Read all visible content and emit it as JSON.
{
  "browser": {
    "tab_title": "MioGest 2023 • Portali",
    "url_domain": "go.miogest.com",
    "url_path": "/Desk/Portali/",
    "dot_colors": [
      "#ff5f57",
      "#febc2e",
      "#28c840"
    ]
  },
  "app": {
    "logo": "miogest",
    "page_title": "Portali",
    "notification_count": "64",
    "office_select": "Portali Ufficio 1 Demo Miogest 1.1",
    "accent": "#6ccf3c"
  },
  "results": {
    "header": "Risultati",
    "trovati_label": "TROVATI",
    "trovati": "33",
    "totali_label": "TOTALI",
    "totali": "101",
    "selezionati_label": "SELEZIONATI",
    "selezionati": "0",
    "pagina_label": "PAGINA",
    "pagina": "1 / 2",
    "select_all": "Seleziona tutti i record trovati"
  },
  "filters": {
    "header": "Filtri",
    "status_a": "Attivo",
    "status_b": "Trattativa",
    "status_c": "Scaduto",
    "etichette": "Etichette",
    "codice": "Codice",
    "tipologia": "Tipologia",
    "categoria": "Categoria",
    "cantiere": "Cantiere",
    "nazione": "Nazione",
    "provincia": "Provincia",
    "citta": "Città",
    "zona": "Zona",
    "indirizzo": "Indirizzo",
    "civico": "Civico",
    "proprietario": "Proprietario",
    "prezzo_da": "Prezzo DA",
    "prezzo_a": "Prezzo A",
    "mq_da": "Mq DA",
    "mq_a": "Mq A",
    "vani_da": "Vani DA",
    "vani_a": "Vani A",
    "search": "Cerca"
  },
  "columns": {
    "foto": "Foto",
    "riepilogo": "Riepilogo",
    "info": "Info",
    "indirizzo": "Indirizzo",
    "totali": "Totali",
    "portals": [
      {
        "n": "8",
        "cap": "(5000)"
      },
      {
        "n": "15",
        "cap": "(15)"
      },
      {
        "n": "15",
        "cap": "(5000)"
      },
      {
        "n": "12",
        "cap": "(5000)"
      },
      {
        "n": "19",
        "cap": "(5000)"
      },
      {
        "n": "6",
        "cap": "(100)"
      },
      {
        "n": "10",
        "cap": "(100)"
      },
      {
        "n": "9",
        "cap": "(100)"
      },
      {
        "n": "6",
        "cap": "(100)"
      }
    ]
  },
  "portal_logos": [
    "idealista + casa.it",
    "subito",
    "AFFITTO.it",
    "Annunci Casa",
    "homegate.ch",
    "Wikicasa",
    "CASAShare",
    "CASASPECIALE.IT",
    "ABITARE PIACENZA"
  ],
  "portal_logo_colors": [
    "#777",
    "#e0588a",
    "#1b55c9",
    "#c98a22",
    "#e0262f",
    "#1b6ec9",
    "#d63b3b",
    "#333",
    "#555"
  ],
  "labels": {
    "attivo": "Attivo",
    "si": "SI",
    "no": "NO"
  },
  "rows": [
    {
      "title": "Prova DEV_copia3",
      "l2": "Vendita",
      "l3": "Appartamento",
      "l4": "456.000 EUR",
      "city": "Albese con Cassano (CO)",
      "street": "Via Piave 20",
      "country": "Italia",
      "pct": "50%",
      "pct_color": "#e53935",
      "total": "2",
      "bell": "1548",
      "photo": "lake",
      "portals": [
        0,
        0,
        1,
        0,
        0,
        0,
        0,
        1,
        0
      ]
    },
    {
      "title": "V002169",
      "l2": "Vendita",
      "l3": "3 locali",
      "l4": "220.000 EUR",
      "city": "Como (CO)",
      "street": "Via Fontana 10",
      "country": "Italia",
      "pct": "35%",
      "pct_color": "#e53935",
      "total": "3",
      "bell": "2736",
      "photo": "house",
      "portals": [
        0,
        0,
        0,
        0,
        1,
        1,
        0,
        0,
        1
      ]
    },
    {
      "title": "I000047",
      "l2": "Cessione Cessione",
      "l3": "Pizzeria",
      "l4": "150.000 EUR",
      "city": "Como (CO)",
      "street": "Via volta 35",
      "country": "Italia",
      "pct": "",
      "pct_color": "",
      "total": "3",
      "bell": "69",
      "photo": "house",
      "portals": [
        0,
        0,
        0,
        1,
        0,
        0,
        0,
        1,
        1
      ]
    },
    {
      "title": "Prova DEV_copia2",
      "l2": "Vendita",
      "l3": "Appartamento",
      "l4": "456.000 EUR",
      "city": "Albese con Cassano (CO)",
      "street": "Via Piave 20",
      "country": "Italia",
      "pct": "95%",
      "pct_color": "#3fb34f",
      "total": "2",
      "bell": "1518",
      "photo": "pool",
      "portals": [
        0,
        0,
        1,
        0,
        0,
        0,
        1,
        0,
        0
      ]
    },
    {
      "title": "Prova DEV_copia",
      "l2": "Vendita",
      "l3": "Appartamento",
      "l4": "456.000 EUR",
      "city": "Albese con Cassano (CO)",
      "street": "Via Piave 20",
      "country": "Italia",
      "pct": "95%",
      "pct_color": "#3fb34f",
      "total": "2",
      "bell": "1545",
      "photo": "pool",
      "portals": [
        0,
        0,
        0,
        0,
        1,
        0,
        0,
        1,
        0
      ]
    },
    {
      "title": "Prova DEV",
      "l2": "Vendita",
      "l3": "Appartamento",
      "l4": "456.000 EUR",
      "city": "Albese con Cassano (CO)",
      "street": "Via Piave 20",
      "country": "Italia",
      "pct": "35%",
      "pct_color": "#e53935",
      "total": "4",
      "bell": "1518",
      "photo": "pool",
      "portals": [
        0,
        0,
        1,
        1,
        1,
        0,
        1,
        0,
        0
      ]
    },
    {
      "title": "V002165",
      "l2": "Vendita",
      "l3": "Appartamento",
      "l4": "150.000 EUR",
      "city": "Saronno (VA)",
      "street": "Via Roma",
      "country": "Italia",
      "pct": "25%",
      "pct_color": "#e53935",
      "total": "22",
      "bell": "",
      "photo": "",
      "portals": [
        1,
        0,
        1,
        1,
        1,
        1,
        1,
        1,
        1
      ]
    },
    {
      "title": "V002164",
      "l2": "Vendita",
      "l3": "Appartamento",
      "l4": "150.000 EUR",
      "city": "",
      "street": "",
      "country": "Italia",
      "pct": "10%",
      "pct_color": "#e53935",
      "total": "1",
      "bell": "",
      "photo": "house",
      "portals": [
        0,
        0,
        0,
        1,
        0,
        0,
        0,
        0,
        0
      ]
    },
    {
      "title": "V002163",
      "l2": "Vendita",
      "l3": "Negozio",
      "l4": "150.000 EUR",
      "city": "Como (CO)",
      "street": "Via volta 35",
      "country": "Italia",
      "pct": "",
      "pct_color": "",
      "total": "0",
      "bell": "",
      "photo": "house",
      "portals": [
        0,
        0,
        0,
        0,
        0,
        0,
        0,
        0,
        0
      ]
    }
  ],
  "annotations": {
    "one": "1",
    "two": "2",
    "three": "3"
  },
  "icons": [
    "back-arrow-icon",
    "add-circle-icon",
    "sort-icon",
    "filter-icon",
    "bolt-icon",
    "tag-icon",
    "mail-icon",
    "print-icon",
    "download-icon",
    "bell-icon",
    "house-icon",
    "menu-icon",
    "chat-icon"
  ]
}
------------------------------------------------------------------------
* [Problem requirements] Return all of the entries exactly as written.

* [Exercise output]
Read all visible content and emit it as JSON.
{
  "browser": {
    "tab_title": "MioGest 2023 • Portali",
    "url_domain": "go.miogest.com",
    "url_path": "/Desk/Portali/",
    "dot_colors": [
      "#ff5f57",
      "#febc2e",
      "#28c840"
    ]
  },
  "app": {
    "logo": "miogest",
    "page_title": "Portali",
    "notification_count": "64",
    "office_select": "Portali Ufficio 1 Demo Miogest 1.1",
    "accent": "#6ccf3c"
  },
  "results": {
    "header": "Risultati",
    "trovati_label": "TROVATI",
    "trovati": "33",
    "totali_label": "TOTALI",
    "totali": "101",
    "selezionati_label": "SELEZIONATI",
    "selezionati": "0",
    "pagina_label": "PAGINA",
    "pagina": "1 / 2",
    "select_all": "Seleziona tutti i record trovati"
  },
  "filters": {
    "header": "Filtri",
    "status_a": "Attivo",
    "status_b": "Trattativa",
    "status_c": "Scaduto",
    "etichette": "Etichette",
    "codice": "Codice",
    "tipologia": "Tipologia",
    "categoria": "Categoria",
    "cantiere": "Cantiere",
    "nazione": "Nazione",
    "provincia": "Provincia",
    "citta": "Città",
    "zona": "Zona",
    "indirizzo": "Indirizzo",
    "civico": "Civico",
    "proprietario": "Proprietario",
    "prezzo_da": "Prezzo DA",
    "prezzo_a": "Prezzo A",
    "mq_da": "Mq DA",
    "mq_a": "Mq A",
    "vani_da": "Vani DA",
    "vani_a": "Vani A",
    "search": "Cerca"
  },
  "columns": {
    "foto": "Foto",
    "riepilogo": "Riepilogo",
    "info": "Info",
    "indirizzo": "Indirizzo",
    "totali": "Totali",
    "portals": [
      {
        "n": "8",
        "cap": "(5000)"
      },
      {
        "n": "15",
        "cap": "(15)"
      },
      {
        "n": "15",
        "cap": "(5000)"
      },
      {
        "n": "12",
        "cap": "(5000)"
      },
      {
        "n": "19",
        "cap": "(5000)"
      },
      {
        "n": "6",
        "cap": "(100)"
      },
      {
        "n": "10",
        "cap": "(100)"
      },
      {
        "n": "9",
        "cap": "(100)"
      },
      {
        "n": "6",
        "cap": "(100)"
      }
    ]
  },
  "portal_logos": [
    "idealista + casa.it",
    "subito",
    "AFFITTO.it",
    "Annunci Casa",
    "homegate.ch",
    "Wikicasa",
    "CASAShare",
    "CASASPECIALE.IT",
    "ABITARE PIACENZA"
  ],
  "portal_logo_colors": [
    "#777",
    "#e0588a",
    "#1b55c9",
    "#c98a22",
    "#e0262f",
    "#1b6ec9",
    "#d63b3b",
    "#333",
    "#555"
  ],
  "labels": {
    "attivo": "Attivo",
    "si": "SI",
    "no": "NO"
  },
  "rows": [
    {
      "title": "Prova DEV_copia3",
      "l2": "Vendita",
      "l3": "Appartamento",
      "l4": "456.000 EUR",
      "city": "Albese con Cassano (CO)",
      "street": "Via Piave 20",
      "country": "Italia",
      "pct": "50%",
      "pct_color": "#e53935",
      "total": "2",
      "bell": "1548",
      "photo": "lake",
      "portals": [
        0,
        0,
        1,
        0,
        0,
        0,
        0,
        1,
        0
      ]
    },
    {
      "title": "V002169",
      "l2": "Vendita",
      "l3": "3 locali",
      "l4": "220.000 EUR",
      "city": "Como (CO)",
      "street": "Via Fontana 10",
      "country": "Italia",
      "pct": "35%",
      "pct_color": "#e53935",
      "total": "3",
      "bell": "2736",
      "photo": "house",
      "portals": [
        0,
        0,
        0,
        0,
        1,
        1,
        0,
        0,
        1
      ]
    },
    {
      "title": "I000047",
      "l2": "Cessione Cessione",
      "l3": "Pizzeria",
      "l4": "150.000 EUR",
      "city": "Como (CO)",
      "street": "Via volta 35",
      "country": "Italia",
      "pct": "",
      "pct_color": "",
      "total": "3",
      "bell": "69",
      "photo": "house",
      "portals": [
        0,
        0,
        0,
        1,
        0,
        0,
        0,
        1,
        1
      ]
    },
    {
      "title": "Prova DEV_copia2",
      "l2": "Vendita",
      "l3": "Appartamento",
      "l4": "456.000 EUR",
      "city": "Albese con Cassano (CO)",
      "street": "Via Piave 20",
      "country": "Italia",
      "pct": "95%",
      "pct_color": "#3fb34f",
      "total": "2",
      "bell": "1518",
      "photo": "pool",
      "portals": [
        0,
        0,
        1,
        0,
        0,
        0,
        1,
        0,
        0
      ]
    },
    {
      "title": "Prova DEV_copia",
      "l2": "Vendita",
      "l3": "Appartamento",
      "l4": "456.000 EUR",
      "city": "Albese con Cassano (CO)",
      "street": "Via Piave 20",
      "country": "Italia",
      "pct": "95%",
      "pct_color": "#3fb34f",
      "total": "2",
      "bell": "1545",
      "photo": "pool",
      "portals": [
        0,
        0,
        0,
        0,
        1,
        0,
        0,
        1,
        0
      ]
    },
    {
      "title": "Prova DEV",
      "l2": "Vendita",
      "l3": "Appartamento",
      "l4": "456.000 EUR",
      "city": "Albese con Cassano (CO)",
      "street": "Via Piave 20",
      "country": "Italia",
      "pct": "35%",
      "pct_color": "#e53935",
      "total": "4",
      "bell": "1518",
      "photo": "pool",
      "portals": [
        0,
        0,
        1,
        1,
        1,
        0,
        1,
        0,
        0
      ]
    },
    {
      "title": "V002165",
      "l2": "Vendita",
      "l3": "Appartamento",
      "l4": "150.000 EUR",
      "city": "Saronno (VA)",
      "street": "Via Roma",
      "country": "Italia",
      "pct": "25%",
      "pct_color": "#e53935",
      "total": "22",
      "bell": "",
      "photo": "",
      "portals": [
        1,
        0,
        1,
        1,
        1,
        1,
        1,
        1,
        1
      ]
    },
    {
      "title": "V002164",
      "l2": "Vendita",
      "l3": "Appartamento",
      "l4": "150.000 EUR",
      "city": "",
      "street": "",
      "country": "Italia",
      "pct": "10%",
      "pct_color": "#e53935",
      "total": "1",
      "bell": "",
      "photo": "house",
      "portals": [
        0,
        0,
        0,
        1,
        0,
        0,
        0,
        0,
        0
      ]
    },
    {
      "title": "V002163",
      "l2": "Vendita",
      "l3": "Negozio",
      "l4": "150.000 EUR",
      "city": "Como (CO)",
      "street": "Via volta 35",
      "country": "Italia",
      "pct": "",
      "pct_color": "",
      "total": "0",
      "bell": "",
      "photo": "house",
      "portals": [
        0,
        0,
        0,
        0,
        0,
        0,
        0,
        0,
        0
      ]
    }
  ],
  "annotations": {
    "one": "1",
    "two": "2",
    "three": "3"
  },
  "icons": [
    "back-arrow-icon",
    "add-circle-icon",
    "sort-icon",
    "filter-icon",
    "bolt-icon",
    "tag-icon",
    "mail-icon",
    "print-icon",
    "download-icon",
    "bell-icon",
    "house-icon",
    "menu-icon",
    "chat-icon"
  ]
}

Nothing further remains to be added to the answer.